— Start LISTED ENTRIES —
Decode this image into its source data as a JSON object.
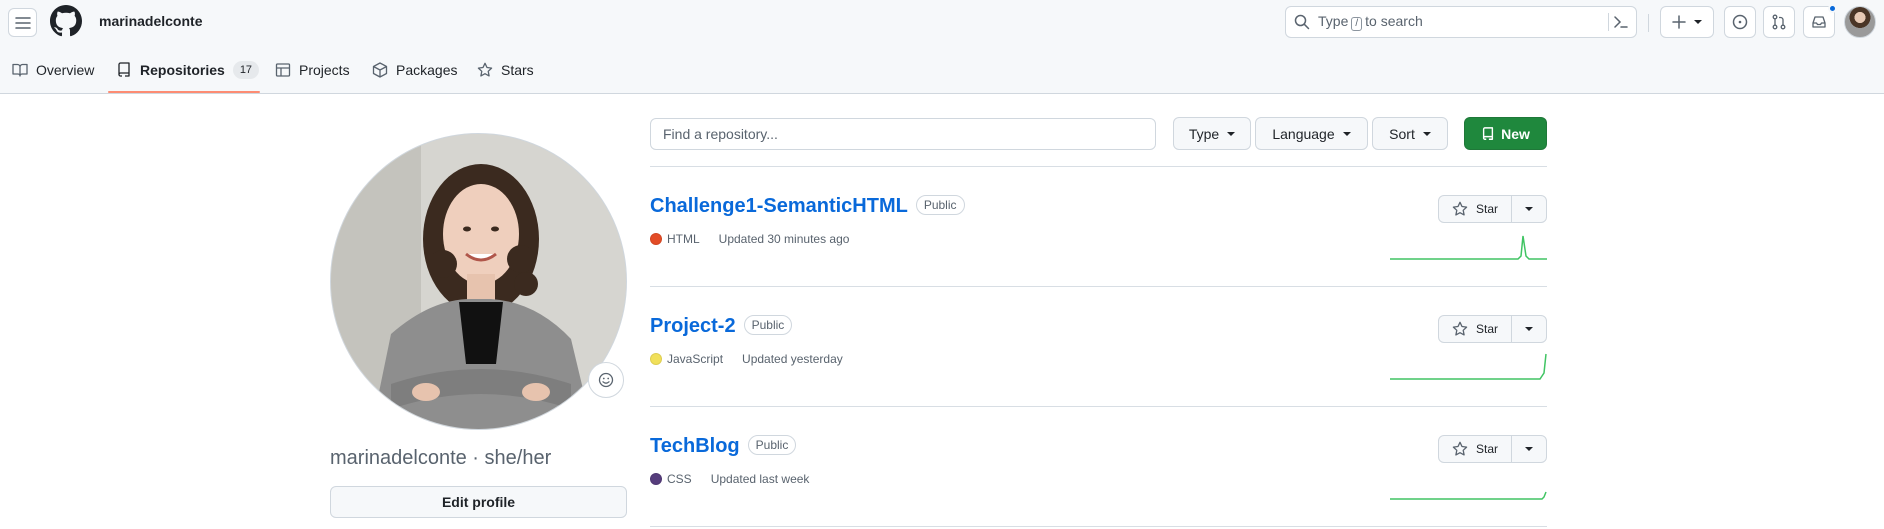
{
  "header": {
    "username": "marinadelconte",
    "search_placeholder_prefix": "Type",
    "search_key": "/",
    "search_placeholder_suffix": "to search"
  },
  "tabs": [
    {
      "label": "Overview",
      "icon": "book-icon"
    },
    {
      "label": "Repositories",
      "icon": "repo-icon",
      "count": "17",
      "active": true
    },
    {
      "label": "Projects",
      "icon": "table-icon"
    },
    {
      "label": "Packages",
      "icon": "package-icon"
    },
    {
      "label": "Stars",
      "icon": "star-icon"
    }
  ],
  "profile": {
    "name_line": "marinadelconte · she/her",
    "edit_label": "Edit profile"
  },
  "filters": {
    "find_placeholder": "Find a repository...",
    "type_label": "Type",
    "language_label": "Language",
    "sort_label": "Sort",
    "new_label": "New"
  },
  "repos": [
    {
      "name": "Challenge1-SemanticHTML",
      "visibility": "Public",
      "language": "HTML",
      "language_color": "#e34c26",
      "updated": "Updated 30 minutes ago",
      "star_label": "Star"
    },
    {
      "name": "Project-2",
      "visibility": "Public",
      "language": "JavaScript",
      "language_color": "#f1e05a",
      "updated": "Updated yesterday",
      "star_label": "Star"
    },
    {
      "name": "TechBlog",
      "visibility": "Public",
      "language": "CSS",
      "language_color": "#563d7c",
      "updated": "Updated last week",
      "star_label": "Star"
    }
  ],
  "colors": {
    "accent_green": "#1f883d",
    "link_blue": "#0969da",
    "tab_underline": "#fd8c73",
    "sparkline": "#40c463"
  }
}
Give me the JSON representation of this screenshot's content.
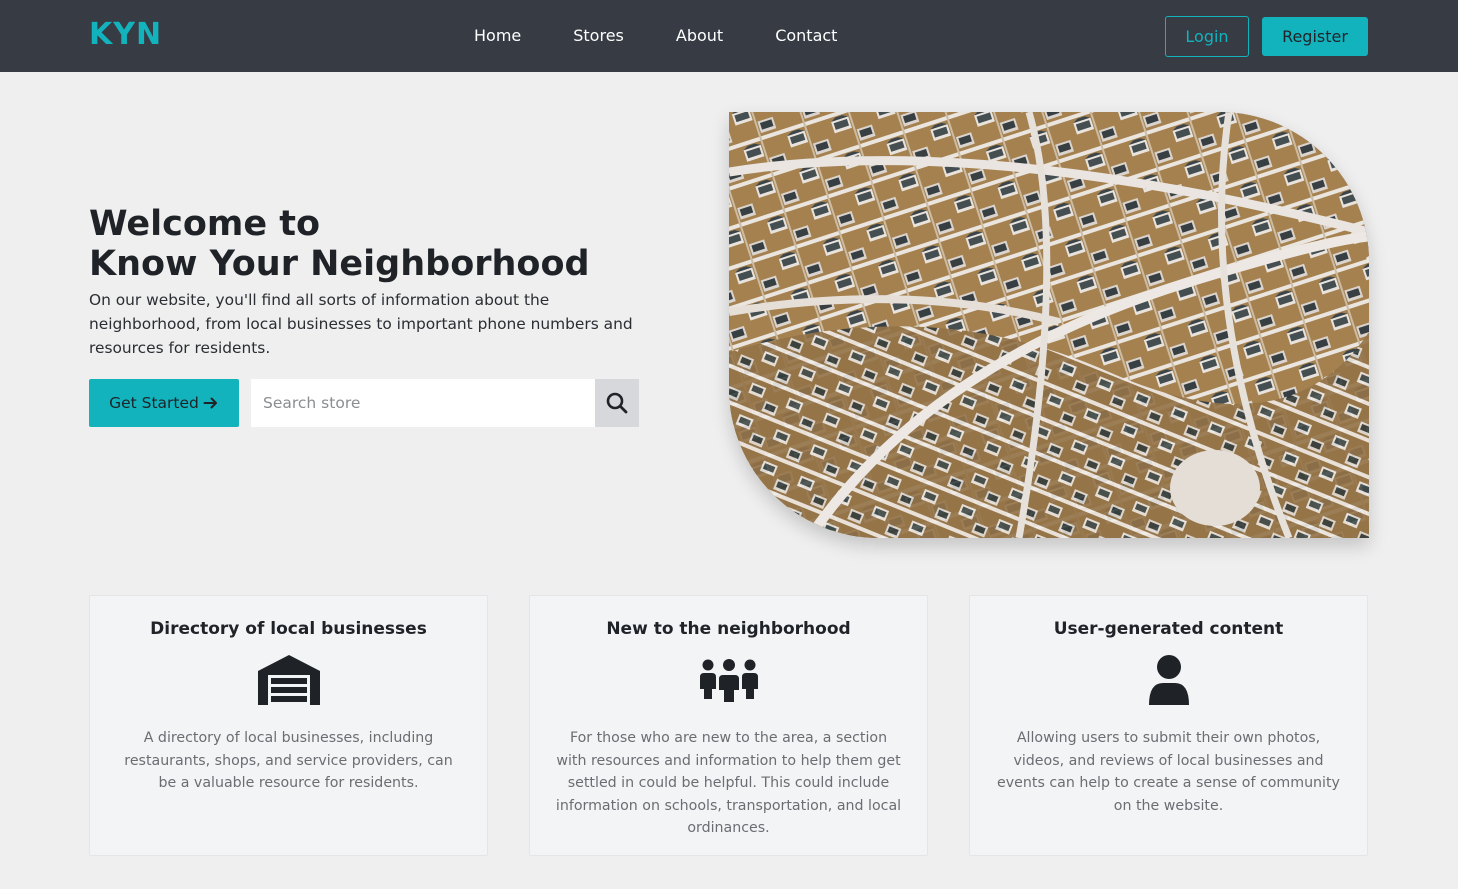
{
  "nav": {
    "brand": "KYN",
    "links": [
      "Home",
      "Stores",
      "About",
      "Contact"
    ],
    "login_label": "Login",
    "register_label": "Register"
  },
  "hero": {
    "title_line1": "Welcome to",
    "title_line2": "Know Your Neighborhood",
    "description": "On our website, you'll find all sorts of information about the neighborhood, from local businesses to important phone numbers and resources for residents.",
    "cta_label": "Get Started",
    "cta_icon": "arrow-right-icon",
    "search_placeholder": "Search store",
    "search_icon": "magnifier-icon"
  },
  "features": [
    {
      "title": "Directory of local businesses",
      "icon": "warehouse-icon",
      "text": "A directory of local businesses, including restaurants, shops, and service providers, can be a valuable resource for residents."
    },
    {
      "title": "New to the neighborhood",
      "icon": "people-group-icon",
      "text": "For those who are new to the area, a section with resources and information to help them get settled in could be helpful. This could include information on schools, transportation, and local ordinances."
    },
    {
      "title": "User-generated content",
      "icon": "user-icon",
      "text": "Allowing users to submit their own photos, videos, and reviews of local businesses and events can help to create a sense of community on the website."
    }
  ],
  "colors": {
    "accent": "#12b3bd",
    "navbar_bg": "#373b44",
    "page_bg": "#efefef",
    "card_bg": "#f3f4f6"
  }
}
— End LISTED ENTRIES —
Write out all the records again, exactly, minus any pictures.

__SOLUTION FOR THIS EXERCISE__
Decode this image into its source data as a JSON object.
{
  "header": {
    "username": "marinadelconte",
    "search_placeholder_prefix": "Type",
    "search_key": "/",
    "search_placeholder_suffix": "to search"
  },
  "tabs": [
    {
      "label": "Overview",
      "icon": "book-icon"
    },
    {
      "label": "Repositories",
      "icon": "repo-icon",
      "count": "17",
      "active": true
    },
    {
      "label": "Projects",
      "icon": "table-icon"
    },
    {
      "label": "Packages",
      "icon": "package-icon"
    },
    {
      "label": "Stars",
      "icon": "star-icon"
    }
  ],
  "profile": {
    "name_line": "marinadelconte · she/her",
    "edit_label": "Edit profile"
  },
  "filters": {
    "find_placeholder": "Find a repository...",
    "type_label": "Type",
    "language_label": "Language",
    "sort_label": "Sort",
    "new_label": "New"
  },
  "repos": [
    {
      "name": "Challenge1-SemanticHTML",
      "visibility": "Public",
      "language": "HTML",
      "language_color": "#e34c26",
      "updated": "Updated 30 minutes ago",
      "star_label": "Star"
    },
    {
      "name": "Project-2",
      "visibility": "Public",
      "language": "JavaScript",
      "language_color": "#f1e05a",
      "updated": "Updated yesterday",
      "star_label": "Star"
    },
    {
      "name": "TechBlog",
      "visibility": "Public",
      "language": "CSS",
      "language_color": "#563d7c",
      "updated": "Updated last week",
      "star_label": "Star"
    }
  ],
  "colors": {
    "accent_green": "#1f883d",
    "link_blue": "#0969da",
    "tab_underline": "#fd8c73",
    "sparkline": "#40c463"
  }
}
Give me the JSON representation of this screenshot's content.
{
  "nav": {
    "brand": "KYN",
    "links": [
      "Home",
      "Stores",
      "About",
      "Contact"
    ],
    "login_label": "Login",
    "register_label": "Register"
  },
  "hero": {
    "title_line1": "Welcome to",
    "title_line2": "Know Your Neighborhood",
    "description": "On our website, you'll find all sorts of information about the neighborhood, from local businesses to important phone numbers and resources for residents.",
    "cta_label": "Get Started",
    "cta_icon": "arrow-right-icon",
    "search_placeholder": "Search store",
    "search_icon": "magnifier-icon"
  },
  "features": [
    {
      "title": "Directory of local businesses",
      "icon": "warehouse-icon",
      "text": "A directory of local businesses, including restaurants, shops, and service providers, can be a valuable resource for residents."
    },
    {
      "title": "New to the neighborhood",
      "icon": "people-group-icon",
      "text": "For those who are new to the area, a section with resources and information to help them get settled in could be helpful. This could include information on schools, transportation, and local ordinances."
    },
    {
      "title": "User-generated content",
      "icon": "user-icon",
      "text": "Allowing users to submit their own photos, videos, and reviews of local businesses and events can help to create a sense of community on the website."
    }
  ],
  "colors": {
    "accent": "#12b3bd",
    "navbar_bg": "#373b44",
    "page_bg": "#efefef",
    "card_bg": "#f3f4f6"
  }
}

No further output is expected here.